Data entries:
------------------------
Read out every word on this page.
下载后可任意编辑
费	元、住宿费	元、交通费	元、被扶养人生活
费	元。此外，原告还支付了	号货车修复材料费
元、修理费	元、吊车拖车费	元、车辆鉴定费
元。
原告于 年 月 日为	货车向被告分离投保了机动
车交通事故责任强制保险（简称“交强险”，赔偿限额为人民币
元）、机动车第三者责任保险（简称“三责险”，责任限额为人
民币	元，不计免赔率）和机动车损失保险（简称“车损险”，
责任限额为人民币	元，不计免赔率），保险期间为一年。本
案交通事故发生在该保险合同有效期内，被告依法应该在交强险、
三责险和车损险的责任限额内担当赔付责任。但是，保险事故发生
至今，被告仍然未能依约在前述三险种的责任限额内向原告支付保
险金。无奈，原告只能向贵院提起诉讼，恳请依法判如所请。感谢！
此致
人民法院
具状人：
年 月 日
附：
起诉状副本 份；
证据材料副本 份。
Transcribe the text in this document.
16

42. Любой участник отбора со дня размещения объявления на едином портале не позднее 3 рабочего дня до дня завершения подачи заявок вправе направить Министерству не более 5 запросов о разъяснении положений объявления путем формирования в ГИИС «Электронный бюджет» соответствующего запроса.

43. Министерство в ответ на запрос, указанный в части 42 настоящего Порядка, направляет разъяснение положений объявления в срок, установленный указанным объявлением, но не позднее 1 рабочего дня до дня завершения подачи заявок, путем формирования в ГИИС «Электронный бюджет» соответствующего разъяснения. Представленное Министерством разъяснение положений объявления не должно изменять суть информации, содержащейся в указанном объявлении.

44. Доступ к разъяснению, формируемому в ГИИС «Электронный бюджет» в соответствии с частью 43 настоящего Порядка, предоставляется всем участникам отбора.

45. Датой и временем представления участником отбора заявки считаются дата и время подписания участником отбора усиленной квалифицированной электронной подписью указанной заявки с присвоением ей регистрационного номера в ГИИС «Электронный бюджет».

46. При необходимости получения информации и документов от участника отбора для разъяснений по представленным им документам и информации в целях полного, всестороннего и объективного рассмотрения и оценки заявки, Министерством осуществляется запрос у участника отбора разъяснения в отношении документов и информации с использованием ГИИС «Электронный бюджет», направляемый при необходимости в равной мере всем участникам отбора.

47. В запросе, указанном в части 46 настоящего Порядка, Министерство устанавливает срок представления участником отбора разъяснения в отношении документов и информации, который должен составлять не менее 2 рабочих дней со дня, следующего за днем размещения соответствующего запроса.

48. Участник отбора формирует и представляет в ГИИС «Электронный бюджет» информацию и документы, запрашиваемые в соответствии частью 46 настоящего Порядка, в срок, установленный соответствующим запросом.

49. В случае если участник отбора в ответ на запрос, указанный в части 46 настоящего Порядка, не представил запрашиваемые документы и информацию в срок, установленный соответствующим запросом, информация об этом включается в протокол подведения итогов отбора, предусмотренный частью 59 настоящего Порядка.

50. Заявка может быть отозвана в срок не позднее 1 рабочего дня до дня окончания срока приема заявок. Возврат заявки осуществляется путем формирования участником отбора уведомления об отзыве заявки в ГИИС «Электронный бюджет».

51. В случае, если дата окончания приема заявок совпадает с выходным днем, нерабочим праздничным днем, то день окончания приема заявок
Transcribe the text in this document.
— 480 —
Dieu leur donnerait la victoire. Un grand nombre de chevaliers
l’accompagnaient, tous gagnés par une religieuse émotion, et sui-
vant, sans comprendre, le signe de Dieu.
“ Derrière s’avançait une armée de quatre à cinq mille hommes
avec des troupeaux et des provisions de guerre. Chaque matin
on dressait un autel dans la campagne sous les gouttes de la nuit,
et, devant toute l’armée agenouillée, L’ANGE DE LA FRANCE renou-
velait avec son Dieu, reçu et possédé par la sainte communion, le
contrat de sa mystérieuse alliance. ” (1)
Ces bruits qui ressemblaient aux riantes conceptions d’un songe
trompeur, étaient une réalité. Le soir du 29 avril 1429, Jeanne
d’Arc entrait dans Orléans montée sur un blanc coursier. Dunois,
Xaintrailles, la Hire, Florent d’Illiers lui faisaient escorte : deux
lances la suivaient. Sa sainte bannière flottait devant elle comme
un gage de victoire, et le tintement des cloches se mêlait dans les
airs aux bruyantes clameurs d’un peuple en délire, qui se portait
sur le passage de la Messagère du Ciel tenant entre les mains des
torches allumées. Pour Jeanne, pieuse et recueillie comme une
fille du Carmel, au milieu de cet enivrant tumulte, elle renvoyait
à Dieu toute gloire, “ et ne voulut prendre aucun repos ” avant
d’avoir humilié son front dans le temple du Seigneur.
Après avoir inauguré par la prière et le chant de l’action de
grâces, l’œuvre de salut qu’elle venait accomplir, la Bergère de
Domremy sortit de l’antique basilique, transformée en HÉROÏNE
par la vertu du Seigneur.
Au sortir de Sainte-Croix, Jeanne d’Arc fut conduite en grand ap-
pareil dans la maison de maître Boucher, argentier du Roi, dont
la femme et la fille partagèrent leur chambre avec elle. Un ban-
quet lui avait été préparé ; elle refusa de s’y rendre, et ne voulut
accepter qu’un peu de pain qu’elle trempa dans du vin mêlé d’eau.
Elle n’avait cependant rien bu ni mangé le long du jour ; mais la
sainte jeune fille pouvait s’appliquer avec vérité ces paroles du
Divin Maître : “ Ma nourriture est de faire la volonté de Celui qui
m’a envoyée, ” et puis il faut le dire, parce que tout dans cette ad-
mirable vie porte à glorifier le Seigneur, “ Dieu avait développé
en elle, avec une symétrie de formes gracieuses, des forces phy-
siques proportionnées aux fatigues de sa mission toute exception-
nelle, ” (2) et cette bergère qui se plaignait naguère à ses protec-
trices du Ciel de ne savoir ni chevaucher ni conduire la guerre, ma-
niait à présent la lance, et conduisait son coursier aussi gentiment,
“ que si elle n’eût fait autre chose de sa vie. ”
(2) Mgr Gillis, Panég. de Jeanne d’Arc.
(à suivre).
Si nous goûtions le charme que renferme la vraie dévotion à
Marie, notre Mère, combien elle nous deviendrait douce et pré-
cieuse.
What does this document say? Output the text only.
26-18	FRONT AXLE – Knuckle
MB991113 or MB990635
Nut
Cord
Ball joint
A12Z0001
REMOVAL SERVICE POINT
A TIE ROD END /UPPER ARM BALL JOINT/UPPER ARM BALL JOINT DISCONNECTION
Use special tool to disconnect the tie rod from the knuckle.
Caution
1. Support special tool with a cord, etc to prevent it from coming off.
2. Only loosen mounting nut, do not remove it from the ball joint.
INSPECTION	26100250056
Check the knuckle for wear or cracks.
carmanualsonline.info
------------------------
> **Task directions**:
Identify every line above with the string "avait" in it. Copy those lines.

> **Problem solution**:
quet lui avait été préparé ; elle refusa de s’y rendre, et ne voulut
Elle n’avait cependant rien bu ni mangé le long du jour ; mais la
mirable vie porte à glorifier le Seigneur, “ Dieu avait développé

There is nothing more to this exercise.